■ PROBLEMS AND TASKS:
• a. Name each type of public infrastructure that the grant update memo gives as an example of an eligible use of grant funds.
• b. Carry the grant update memo forward from its last sentence.

HRA Meeting Date: June 30, 2025
To: Housing and Redevelopment Authority
From: Jake Reilly, Community Development Director
Melissa Hanson, Housing Coordinator
Title
Update on Grant Application to Minnesota Housing for Infrastructure for Potential Homes Adjacent to Meadows Park.
Body
Action Requested:
The HRA receive an update on City Council Resolution 2025-060 authorizing application to the Greater Minnesota Housing Infrastructure Grant Program for up to $800,000 to support the infrastructure needed to develop up to 40 units of housing affordable to Northfield’s workforce.
Summary Report:
Staff worked with the Community Action Center to develop a grant application to Minnesota Housing’s new Greater Minnesota Housing Infrastructure Grant program. The program uses general obligation infrastructure bonds to support cities, counties and Tribal Nations creating sites for workforce and affordable housing in Greater Minnesota.
Grant funds can be used to cover up to 50% of the capital costs of physical public infrastructure necessary to support a qualifying housing development. This may include sewers, water supply systems, utility extensions, streets and more, necessary to support single-family, multifamily, homeownership and rental housing development. Capital costs to develop the infrastructure for the homes is estimated at $1,200,000 based on existing projects let for bid in 2024 and 2025.

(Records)
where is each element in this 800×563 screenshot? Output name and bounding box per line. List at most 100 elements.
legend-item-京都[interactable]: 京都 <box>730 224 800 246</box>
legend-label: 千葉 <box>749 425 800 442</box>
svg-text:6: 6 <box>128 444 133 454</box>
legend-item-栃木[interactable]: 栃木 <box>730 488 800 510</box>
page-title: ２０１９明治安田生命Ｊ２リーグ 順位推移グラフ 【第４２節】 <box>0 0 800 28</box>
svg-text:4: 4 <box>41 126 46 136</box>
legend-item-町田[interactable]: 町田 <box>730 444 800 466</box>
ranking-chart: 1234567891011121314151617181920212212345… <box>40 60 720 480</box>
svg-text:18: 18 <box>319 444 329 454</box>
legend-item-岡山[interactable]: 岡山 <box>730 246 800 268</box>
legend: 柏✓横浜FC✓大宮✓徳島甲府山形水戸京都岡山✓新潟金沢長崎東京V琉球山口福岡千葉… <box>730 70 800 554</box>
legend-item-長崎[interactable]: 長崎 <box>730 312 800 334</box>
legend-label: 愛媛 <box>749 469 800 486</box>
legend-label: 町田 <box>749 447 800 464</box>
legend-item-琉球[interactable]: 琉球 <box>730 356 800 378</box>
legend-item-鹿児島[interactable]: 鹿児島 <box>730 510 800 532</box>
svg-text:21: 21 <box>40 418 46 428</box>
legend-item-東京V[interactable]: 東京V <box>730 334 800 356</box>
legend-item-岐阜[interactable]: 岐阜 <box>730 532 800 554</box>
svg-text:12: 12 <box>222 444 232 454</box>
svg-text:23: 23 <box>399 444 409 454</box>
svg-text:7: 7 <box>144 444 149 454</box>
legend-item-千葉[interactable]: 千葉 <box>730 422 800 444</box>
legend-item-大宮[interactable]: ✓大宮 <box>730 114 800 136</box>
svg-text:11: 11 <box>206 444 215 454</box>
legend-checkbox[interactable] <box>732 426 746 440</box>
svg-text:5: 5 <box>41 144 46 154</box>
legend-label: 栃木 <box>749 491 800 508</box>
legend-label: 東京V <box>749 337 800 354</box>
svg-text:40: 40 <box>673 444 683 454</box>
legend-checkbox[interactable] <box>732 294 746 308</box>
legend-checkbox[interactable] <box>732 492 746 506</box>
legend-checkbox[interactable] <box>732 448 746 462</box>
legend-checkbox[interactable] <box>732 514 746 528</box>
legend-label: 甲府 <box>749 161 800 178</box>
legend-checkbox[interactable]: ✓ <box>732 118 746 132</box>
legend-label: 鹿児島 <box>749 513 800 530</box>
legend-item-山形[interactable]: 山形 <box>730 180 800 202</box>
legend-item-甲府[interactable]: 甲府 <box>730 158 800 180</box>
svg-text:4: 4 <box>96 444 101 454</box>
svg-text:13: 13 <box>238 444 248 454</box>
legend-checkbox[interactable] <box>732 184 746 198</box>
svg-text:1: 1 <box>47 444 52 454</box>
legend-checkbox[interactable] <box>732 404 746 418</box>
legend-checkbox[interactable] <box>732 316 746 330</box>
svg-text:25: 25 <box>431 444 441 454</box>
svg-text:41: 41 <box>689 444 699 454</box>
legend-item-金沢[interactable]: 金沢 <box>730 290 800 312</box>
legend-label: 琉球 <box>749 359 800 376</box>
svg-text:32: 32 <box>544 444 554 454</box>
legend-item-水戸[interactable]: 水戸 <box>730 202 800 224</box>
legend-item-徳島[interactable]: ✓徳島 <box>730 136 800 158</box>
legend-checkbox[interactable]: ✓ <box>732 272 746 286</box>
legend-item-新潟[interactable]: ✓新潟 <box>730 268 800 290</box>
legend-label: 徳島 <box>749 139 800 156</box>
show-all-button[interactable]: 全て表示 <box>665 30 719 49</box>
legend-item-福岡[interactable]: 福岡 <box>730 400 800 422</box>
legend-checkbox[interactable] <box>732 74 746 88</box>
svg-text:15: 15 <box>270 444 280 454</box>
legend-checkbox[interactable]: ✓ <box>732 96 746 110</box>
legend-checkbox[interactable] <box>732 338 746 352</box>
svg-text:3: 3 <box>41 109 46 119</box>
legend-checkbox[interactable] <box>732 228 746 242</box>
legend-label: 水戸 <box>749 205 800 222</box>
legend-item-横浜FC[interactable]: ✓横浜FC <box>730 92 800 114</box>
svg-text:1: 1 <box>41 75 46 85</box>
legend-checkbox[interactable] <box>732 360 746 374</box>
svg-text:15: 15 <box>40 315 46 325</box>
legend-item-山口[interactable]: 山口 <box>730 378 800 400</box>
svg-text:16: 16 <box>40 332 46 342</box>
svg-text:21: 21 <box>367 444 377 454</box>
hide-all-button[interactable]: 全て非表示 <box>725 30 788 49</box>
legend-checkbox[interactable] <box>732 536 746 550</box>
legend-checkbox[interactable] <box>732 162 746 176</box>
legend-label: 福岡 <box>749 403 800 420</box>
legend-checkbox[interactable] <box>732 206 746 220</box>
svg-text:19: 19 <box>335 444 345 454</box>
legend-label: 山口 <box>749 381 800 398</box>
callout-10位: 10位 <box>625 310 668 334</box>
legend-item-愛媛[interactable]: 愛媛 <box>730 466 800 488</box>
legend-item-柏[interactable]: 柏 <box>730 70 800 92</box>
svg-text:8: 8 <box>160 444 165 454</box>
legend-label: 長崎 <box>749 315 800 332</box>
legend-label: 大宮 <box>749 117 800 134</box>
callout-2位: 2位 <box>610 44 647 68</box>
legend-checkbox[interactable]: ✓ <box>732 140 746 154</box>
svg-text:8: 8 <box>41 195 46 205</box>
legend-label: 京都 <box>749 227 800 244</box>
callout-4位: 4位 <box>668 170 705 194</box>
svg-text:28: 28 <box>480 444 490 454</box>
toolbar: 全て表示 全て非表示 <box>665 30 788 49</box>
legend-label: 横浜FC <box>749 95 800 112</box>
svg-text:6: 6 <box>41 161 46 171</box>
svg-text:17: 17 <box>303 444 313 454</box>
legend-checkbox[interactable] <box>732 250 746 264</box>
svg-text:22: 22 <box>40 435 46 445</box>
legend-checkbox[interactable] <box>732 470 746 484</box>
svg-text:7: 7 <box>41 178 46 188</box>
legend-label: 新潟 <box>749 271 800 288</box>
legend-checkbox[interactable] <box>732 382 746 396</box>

■ ANSWERS GIVEN:
• a. Sewers, water supply systems, utility extensions, and streets.

• b.
Applicants’ matching funds may include in-kind contributions, such as donation of land. The land in question for this grant application is adjacent to Meadows Park in the southeastern corner of the City. The match must be committed in the grant application. Staff identified the following methods for generating the required $800,000 in matching funds:
• Selling or gifting the land at estimated market value (currently expected to be $78,700 per lot) for a total of at least $1,416,600 to address the required match.
• Downpayment assistance funds at $25,000 per home for a total of at least $450,000.
• Affordable housing trust fund dollars of at least $150,000.
• In-kind staff time, site preparation cost and other related administrative costs ($200,000).
Background
History
The area consists of 41.7 acres of land in the southeast corner of the City of Northfield. The land designated for park development was previously preliminary platted as a component of the phased Fargaze Meadows Planned Unit Development in 2005-2007 and designated as Outlots C and D, dedicated to single-family home development. The entire area was originally conceived as having 141 housing units of varying scale and unit counts, a five-acre park, and infrastructure including stormwater retention ponds, sidewalks and trails. Outlots C and D were to have 14 units. The Great Recession negatively impacted the project, and the two parcels of land were acquired by the City of Northfield through land forfeiture proceedings on July 1, 2013.
The city council designated the Park and Recreation Advisory Board (PRAB) as the lead to facilitate a master plan for the area. In 2015 the City Council via resolution 2015-108 (attached) adopted the Meadows Park Master Plan which designated all but approximately five acres of the northern most portion of the property (east of the existing Abbey Road). Several scenarios were contemplated during the master planning process including a mix of housing and parkland and several different park designs. The resolution also directs the city to pursue a turnback of the northern most ~five acres to the state for sale by auction. This turnback did not occur. Today, a decade later, the land still consists of agricultural land surrounded by single-family homes, a stormwater pond and adjacent spoils pile and other agricultural land to the east and south. A local farmer continues to lease the land from the City.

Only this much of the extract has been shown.